- Supplied records -

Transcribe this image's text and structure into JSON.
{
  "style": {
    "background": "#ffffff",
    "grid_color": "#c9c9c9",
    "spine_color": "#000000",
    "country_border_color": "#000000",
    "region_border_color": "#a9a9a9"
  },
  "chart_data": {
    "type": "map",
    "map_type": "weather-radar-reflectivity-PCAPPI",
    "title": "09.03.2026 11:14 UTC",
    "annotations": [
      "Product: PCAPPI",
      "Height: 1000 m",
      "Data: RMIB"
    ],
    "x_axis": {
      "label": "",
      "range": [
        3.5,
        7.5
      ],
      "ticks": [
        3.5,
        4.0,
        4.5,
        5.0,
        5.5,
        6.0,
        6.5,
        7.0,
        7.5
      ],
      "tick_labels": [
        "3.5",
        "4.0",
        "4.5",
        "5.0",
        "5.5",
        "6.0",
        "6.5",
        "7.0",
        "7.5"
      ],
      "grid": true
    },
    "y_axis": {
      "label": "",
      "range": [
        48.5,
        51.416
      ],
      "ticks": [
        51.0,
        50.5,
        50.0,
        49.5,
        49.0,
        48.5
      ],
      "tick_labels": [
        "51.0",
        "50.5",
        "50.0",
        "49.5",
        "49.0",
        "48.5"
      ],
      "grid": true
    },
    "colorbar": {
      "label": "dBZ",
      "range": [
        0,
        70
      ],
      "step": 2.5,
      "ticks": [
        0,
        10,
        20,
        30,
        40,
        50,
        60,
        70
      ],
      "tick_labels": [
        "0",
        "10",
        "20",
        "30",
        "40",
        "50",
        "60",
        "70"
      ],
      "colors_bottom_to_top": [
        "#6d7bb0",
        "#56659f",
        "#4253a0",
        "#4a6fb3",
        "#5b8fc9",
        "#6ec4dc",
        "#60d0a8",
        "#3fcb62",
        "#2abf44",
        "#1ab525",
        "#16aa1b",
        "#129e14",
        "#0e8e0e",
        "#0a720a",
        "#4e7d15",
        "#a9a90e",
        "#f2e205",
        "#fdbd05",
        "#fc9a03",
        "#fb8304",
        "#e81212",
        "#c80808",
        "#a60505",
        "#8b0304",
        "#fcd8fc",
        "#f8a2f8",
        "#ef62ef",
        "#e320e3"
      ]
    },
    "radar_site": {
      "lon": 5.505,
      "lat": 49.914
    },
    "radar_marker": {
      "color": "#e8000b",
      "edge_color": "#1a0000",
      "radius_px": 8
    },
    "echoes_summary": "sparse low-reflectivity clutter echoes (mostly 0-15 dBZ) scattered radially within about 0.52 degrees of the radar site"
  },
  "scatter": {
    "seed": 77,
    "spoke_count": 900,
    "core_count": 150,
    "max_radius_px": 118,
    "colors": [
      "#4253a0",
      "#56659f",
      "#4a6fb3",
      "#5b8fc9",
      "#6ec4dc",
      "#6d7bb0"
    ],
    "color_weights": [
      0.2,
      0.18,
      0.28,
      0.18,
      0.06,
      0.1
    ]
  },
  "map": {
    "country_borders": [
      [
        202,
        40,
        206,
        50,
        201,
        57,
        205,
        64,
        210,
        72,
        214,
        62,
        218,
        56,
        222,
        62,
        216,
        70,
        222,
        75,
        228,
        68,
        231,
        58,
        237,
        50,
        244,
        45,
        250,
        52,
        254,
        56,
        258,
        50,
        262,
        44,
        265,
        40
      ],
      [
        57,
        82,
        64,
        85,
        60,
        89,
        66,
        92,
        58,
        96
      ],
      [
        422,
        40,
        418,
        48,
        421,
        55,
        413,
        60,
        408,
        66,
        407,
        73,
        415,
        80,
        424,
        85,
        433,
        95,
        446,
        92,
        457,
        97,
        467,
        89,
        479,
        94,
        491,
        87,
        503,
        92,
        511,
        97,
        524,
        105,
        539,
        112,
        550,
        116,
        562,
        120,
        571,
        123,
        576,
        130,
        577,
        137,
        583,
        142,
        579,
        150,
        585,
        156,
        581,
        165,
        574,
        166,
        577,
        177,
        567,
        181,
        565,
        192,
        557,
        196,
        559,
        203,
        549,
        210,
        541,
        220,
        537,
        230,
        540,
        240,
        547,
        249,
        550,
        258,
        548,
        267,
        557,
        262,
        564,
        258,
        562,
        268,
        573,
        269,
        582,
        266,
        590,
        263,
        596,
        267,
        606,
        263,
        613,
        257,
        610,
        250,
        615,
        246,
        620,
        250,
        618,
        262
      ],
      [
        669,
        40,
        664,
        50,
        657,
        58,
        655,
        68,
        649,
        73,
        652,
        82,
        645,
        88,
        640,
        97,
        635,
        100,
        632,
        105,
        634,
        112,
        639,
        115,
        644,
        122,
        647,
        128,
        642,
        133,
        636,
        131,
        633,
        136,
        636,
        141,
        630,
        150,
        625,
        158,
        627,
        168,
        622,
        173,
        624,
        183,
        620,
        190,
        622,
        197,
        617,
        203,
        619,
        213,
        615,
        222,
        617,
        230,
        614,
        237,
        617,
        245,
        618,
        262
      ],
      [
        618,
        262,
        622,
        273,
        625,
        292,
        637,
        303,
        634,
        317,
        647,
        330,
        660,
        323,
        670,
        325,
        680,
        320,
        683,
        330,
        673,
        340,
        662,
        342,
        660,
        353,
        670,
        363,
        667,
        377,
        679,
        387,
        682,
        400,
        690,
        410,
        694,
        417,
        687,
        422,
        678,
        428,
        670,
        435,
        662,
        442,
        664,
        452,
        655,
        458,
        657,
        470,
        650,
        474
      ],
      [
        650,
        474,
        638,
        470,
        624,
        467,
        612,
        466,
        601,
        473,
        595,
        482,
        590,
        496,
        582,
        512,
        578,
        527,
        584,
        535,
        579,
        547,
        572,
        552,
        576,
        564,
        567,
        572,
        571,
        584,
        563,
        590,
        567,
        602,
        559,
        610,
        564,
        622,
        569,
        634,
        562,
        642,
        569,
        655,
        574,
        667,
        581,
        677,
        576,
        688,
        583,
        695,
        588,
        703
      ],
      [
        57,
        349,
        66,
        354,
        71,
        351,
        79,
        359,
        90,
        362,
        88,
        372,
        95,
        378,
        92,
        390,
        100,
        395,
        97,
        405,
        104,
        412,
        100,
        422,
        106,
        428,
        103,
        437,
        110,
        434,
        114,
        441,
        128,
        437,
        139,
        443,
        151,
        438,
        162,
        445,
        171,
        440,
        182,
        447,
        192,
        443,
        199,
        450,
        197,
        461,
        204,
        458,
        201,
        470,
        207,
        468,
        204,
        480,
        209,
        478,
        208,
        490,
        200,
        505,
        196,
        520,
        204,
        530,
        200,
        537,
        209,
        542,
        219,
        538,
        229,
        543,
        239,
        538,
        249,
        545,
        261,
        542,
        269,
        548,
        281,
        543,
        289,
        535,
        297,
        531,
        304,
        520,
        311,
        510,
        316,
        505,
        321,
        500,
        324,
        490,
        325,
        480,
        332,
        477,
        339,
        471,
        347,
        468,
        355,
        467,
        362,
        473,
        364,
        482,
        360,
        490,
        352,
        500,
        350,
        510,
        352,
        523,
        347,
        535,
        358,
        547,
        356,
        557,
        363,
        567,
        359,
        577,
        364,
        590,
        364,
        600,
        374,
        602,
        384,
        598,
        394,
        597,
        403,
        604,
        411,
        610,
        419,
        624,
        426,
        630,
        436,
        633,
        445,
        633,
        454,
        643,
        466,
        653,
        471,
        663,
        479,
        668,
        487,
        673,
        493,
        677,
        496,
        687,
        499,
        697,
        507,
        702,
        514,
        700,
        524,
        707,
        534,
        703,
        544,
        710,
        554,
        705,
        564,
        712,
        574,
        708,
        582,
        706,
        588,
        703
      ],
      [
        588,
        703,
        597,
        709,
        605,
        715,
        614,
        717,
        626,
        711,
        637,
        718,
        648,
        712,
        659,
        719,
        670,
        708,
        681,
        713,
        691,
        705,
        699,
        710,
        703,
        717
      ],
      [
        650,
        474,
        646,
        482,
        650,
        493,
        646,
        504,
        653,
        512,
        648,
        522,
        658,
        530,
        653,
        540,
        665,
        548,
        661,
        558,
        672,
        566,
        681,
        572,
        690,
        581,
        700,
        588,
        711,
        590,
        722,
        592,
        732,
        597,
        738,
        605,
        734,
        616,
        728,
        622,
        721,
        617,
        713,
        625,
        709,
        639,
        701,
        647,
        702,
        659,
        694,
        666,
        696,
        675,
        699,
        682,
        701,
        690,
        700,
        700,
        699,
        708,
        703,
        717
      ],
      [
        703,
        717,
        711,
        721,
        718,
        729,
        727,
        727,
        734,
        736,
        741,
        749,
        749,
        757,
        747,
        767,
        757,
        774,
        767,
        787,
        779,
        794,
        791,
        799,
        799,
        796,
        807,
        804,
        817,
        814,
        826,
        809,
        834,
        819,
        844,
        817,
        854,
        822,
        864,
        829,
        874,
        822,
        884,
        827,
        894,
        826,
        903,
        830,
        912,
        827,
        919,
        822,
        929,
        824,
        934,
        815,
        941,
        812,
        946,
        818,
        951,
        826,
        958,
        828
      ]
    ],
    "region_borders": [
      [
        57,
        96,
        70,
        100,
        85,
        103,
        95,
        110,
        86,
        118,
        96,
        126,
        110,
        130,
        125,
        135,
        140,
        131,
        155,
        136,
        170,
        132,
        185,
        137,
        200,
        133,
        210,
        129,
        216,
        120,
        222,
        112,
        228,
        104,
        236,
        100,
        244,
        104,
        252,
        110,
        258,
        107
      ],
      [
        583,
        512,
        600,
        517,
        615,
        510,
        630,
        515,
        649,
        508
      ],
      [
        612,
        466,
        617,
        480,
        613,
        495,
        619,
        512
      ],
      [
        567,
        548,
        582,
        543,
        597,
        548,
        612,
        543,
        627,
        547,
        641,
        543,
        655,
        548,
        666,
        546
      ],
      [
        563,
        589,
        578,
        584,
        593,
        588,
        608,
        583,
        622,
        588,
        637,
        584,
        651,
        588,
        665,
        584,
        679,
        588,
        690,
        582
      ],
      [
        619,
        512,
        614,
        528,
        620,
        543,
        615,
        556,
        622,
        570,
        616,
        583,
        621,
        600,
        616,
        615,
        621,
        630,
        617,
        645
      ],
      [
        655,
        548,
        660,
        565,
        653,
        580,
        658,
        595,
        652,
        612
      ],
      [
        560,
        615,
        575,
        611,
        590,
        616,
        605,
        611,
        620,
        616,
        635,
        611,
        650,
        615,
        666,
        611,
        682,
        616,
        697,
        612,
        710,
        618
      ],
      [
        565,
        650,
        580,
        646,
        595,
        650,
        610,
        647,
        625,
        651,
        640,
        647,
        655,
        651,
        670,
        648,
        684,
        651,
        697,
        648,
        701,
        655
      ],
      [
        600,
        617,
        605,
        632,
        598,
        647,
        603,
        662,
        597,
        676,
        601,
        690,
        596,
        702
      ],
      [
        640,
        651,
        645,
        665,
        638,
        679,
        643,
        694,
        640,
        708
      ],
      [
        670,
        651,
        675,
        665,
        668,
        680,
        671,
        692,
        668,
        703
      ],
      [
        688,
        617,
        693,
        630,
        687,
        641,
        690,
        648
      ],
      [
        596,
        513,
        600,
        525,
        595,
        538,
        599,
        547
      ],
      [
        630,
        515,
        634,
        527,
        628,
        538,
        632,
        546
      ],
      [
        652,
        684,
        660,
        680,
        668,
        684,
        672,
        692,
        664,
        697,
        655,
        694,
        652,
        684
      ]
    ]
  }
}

- Written problem -
Show each line holding the word "PCAPPI".

- Exercise result -
    "map_type": "weather-radar-reflectivity-PCAPPI",
      "Product: PCAPPI",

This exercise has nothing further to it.